• Task description: Would you extract the whole listing below and retype it exactly?

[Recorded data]
-- Begin --
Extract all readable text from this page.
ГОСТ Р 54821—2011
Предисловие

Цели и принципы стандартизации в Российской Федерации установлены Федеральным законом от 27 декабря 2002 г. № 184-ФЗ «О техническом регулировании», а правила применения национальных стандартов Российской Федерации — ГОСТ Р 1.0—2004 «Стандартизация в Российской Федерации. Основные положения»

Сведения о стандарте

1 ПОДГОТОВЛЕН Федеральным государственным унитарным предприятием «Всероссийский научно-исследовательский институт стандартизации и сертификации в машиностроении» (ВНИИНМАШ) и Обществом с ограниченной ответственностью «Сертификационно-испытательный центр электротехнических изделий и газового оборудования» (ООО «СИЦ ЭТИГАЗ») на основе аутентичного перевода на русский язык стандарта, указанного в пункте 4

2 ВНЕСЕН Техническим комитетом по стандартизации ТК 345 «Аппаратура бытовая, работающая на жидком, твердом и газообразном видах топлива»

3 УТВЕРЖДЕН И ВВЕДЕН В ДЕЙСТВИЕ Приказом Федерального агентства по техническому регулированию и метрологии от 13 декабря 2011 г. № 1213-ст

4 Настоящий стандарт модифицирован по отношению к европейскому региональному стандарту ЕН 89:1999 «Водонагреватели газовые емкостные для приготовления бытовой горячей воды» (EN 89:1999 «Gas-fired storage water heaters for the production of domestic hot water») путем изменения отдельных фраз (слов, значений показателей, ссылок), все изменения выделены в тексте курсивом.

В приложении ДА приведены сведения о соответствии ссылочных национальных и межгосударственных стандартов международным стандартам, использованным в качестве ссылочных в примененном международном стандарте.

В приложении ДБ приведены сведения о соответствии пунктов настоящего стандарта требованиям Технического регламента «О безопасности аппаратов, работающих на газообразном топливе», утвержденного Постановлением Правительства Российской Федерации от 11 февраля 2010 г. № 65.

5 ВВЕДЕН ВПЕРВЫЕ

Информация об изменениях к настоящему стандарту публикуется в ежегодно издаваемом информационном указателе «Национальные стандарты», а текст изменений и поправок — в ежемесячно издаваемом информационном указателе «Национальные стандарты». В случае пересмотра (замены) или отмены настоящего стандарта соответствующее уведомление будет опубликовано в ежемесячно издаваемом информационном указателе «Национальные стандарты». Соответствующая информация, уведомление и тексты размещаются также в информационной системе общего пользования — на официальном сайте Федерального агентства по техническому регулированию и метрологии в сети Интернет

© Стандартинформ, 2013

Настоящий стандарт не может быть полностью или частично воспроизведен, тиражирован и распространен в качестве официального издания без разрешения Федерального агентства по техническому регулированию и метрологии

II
-- End --
• Worked solution:
Extract all readable text from this page.
ГОСТ Р 54821—2011
Предисловие

Цели и принципы стандартизации в Российской Федерации установлены Федеральным законом от 27 декабря 2002 г. № 184-ФЗ «О техническом регулировании», а правила применения национальных стандартов Российской Федерации — ГОСТ Р 1.0—2004 «Стандартизация в Российской Федерации. Основные положения»

Сведения о стандарте

1 ПОДГОТОВЛЕН Федеральным государственным унитарным предприятием «Всероссийский научно-исследовательский институт стандартизации и сертификации в машиностроении» (ВНИИНМАШ) и Обществом с ограниченной ответственностью «Сертификационно-испытательный центр электротехнических изделий и газового оборудования» (ООО «СИЦ ЭТИГАЗ») на основе аутентичного перевода на русский язык стандарта, указанного в пункте 4

2 ВНЕСЕН Техническим комитетом по стандартизации ТК 345 «Аппаратура бытовая, работающая на жидком, твердом и газообразном видах топлива»

3 УТВЕРЖДЕН И ВВЕДЕН В ДЕЙСТВИЕ Приказом Федерального агентства по техническому регулированию и метрологии от 13 декабря 2011 г. № 1213-ст

4 Настоящий стандарт модифицирован по отношению к европейскому региональному стандарту ЕН 89:1999 «Водонагреватели газовые емкостные для приготовления бытовой горячей воды» (EN 89:1999 «Gas-fired storage water heaters for the production of domestic hot water») путем изменения отдельных фраз (слов, значений показателей, ссылок), все изменения выделены в тексте курсивом.

В приложении ДА приведены сведения о соответствии ссылочных национальных и межгосударственных стандартов международным стандартам, использованным в качестве ссылочных в примененном международном стандарте.

В приложении ДБ приведены сведения о соответствии пунктов настоящего стандарта требованиям Технического регламента «О безопасности аппаратов, работающих на газообразном топливе», утвержденного Постановлением Правительства Российской Федерации от 11 февраля 2010 г. № 65.

5 ВВЕДЕН ВПЕРВЫЕ

Информация об изменениях к настоящему стандарту публикуется в ежегодно издаваемом информационном указателе «Национальные стандарты», а текст изменений и поправок — в ежемесячно издаваемом информационном указателе «Национальные стандарты». В случае пересмотра (замены) или отмены настоящего стандарта соответствующее уведомление будет опубликовано в ежемесячно издаваемом информационном указателе «Национальные стандарты». Соответствующая информация, уведомление и тексты размещаются также в информационной системе общего пользования — на официальном сайте Федерального агентства по техническому регулированию и метрологии в сети Интернет

© Стандартинформ, 2013

Настоящий стандарт не может быть полностью или частично воспроизведен, тиражирован и распространен в качестве официального издания без разрешения Федерального агентства по техническому регулированию и метрологии

II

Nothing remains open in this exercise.